▸ **Source document**
For more information: http://msdn.microsoft.com/practices


In the Box – MVVM Training

November 7, 2010

Updated 12 Nov 2010

InTheBox

What is In the Box?

In the Box is a high quality, multi-media training that is consumed within Visual Studio 2010.  Content is navigated and delivered using a next generation computer based training (CBT) experience, the Visual Studio 2010 Feature Extension.

In the Box, is a brand name for a series of CBT Feature Extensions I’ll release that are listed in the Visual Studio 2010 Add New Project dialog; see below image.  This release is MVVM Training, the next will be Prism Training.

In the Box features:

  • Visual Studio 2010 Feature Extension
  • Content delivered as text, code, images, diagrams, video, or hyperlinks to the Internet
  • Hierarchical navigation tool window for content navigation
  • Content is viewed inside Visual Studio 2010 tool windows
  • No additional downloads or dependencies; all content is in the box.  (except online videos)

▸ **Assignment**
Copy the In the Box MVVM Training text above word for word, from start to finish.

▸ **Given information**
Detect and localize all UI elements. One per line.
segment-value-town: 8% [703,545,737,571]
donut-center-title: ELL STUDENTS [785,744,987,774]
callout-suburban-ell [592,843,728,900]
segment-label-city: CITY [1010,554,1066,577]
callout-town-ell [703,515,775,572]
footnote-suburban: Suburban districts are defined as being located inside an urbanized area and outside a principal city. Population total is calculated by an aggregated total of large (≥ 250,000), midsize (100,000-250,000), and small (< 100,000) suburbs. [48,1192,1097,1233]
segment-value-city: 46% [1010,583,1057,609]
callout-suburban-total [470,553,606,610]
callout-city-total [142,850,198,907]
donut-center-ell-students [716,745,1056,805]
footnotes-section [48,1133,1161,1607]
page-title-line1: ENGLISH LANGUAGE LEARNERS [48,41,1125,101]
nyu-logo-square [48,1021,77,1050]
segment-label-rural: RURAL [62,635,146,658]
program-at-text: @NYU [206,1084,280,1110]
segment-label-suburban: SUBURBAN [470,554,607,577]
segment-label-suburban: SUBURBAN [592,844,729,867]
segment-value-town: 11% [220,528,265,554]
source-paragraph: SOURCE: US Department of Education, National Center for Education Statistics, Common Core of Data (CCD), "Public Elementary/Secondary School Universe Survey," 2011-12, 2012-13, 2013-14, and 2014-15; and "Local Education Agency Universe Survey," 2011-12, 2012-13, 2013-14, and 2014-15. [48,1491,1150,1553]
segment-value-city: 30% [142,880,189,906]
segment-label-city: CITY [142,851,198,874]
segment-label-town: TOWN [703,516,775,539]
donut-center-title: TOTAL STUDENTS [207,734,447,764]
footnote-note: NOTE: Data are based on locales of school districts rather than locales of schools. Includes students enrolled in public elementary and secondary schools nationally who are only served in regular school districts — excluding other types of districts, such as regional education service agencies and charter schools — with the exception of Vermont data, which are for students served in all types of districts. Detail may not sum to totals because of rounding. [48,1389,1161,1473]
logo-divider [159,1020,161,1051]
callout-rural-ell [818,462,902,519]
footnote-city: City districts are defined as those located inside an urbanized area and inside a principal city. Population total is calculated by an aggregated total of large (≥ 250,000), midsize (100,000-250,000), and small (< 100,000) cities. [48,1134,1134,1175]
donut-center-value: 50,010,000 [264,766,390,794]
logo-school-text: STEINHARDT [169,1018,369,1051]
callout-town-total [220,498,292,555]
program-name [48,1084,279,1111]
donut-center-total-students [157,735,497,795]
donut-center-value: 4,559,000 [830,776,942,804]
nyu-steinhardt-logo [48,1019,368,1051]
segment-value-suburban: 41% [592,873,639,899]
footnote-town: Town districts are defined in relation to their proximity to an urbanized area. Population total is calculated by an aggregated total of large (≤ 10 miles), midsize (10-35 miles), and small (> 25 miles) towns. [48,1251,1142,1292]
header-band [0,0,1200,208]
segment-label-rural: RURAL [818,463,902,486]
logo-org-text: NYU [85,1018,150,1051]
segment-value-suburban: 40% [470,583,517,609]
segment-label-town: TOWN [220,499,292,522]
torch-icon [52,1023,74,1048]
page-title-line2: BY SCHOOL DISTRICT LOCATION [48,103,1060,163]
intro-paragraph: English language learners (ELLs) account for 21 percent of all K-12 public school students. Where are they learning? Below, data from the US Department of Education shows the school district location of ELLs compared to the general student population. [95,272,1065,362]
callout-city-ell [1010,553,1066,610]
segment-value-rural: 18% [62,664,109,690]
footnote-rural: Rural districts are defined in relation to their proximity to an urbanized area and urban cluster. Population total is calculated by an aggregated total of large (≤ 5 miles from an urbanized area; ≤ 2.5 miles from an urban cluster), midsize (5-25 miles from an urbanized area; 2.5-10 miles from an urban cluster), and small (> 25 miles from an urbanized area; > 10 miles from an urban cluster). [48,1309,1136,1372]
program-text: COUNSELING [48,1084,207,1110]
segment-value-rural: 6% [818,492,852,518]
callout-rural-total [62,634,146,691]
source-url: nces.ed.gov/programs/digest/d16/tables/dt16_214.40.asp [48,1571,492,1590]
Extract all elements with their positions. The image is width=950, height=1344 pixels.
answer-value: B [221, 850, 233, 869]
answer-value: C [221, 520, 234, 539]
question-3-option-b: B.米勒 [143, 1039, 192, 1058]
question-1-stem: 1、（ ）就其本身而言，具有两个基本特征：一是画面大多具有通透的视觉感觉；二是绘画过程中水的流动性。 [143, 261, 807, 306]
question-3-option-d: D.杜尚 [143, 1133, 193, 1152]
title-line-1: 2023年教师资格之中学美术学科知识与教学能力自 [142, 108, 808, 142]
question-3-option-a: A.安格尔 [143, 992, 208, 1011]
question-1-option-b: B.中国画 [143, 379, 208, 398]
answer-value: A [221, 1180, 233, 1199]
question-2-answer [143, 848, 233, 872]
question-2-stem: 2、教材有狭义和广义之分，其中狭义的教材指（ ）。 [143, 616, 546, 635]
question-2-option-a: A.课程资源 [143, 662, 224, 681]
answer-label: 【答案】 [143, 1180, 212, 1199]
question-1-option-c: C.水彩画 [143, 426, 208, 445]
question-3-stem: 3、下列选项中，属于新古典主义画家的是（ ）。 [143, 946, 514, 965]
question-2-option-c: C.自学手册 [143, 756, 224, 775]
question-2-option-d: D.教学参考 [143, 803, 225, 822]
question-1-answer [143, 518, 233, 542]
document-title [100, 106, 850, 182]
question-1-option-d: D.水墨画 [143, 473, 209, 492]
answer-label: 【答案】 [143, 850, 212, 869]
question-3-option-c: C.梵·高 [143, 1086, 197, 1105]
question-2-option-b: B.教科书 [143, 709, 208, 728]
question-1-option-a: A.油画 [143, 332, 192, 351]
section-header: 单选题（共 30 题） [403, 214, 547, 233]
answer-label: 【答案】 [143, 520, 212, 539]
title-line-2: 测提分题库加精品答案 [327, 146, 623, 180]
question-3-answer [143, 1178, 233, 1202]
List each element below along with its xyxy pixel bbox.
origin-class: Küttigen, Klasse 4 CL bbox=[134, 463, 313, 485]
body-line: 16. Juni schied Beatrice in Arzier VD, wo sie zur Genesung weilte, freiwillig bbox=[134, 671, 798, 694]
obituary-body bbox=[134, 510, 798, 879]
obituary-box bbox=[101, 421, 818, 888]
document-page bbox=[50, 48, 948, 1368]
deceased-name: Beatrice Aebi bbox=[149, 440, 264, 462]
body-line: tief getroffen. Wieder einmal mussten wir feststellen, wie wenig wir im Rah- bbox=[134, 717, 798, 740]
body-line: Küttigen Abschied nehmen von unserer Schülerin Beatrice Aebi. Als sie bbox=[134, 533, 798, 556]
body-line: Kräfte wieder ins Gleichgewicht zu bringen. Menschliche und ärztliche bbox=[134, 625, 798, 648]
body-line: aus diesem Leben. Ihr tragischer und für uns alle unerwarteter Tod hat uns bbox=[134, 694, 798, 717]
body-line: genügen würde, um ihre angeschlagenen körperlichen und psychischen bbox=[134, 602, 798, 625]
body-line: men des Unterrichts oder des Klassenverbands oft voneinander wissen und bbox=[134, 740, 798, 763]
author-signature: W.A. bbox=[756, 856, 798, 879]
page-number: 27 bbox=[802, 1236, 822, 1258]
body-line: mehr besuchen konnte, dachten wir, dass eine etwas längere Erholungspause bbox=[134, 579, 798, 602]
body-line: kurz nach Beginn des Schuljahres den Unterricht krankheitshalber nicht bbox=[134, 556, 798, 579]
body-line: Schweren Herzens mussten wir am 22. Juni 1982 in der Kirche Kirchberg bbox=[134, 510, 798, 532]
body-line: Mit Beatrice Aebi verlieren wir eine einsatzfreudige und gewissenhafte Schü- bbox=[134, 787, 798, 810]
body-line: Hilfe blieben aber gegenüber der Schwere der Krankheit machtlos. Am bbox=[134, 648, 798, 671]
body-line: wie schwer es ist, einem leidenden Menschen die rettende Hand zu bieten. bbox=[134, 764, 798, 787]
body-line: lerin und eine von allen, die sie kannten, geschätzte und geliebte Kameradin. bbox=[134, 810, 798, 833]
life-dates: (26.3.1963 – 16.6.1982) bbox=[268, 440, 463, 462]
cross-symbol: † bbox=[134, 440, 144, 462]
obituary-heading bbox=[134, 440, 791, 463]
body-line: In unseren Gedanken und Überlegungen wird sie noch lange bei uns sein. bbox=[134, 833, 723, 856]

▸ **Answer box**
For more information: http://msdn.microsoft.com/practices


In the Box – MVVM Training

November 7, 2010

Updated 12 Nov 2010

InTheBox

What is In the Box?

In the Box is a high quality, multi-media training that is consumed within Visual Studio 2010.  Content is navigated and delivered using a next generation computer based training (CBT) experience, the Visual Studio 2010 Feature Extension.

In the Box, is a brand name for a series of CBT Feature Extensions I’ll release that are listed in the Visual Studio 2010 Add New Project dialog; see below image.  This release is MVVM Training, the next will be Prism Training.

In the Box features:

  • Visual Studio 2010 Feature Extension
  • Content delivered as text, code, images, diagrams, video, or hyperlinks to the Internet
  • Hierarchical navigation tool window for content navigation
  • Content is viewed inside Visual Studio 2010 tool windows
  • No additional downloads or dependencies; all content is in the box.  (except online videos)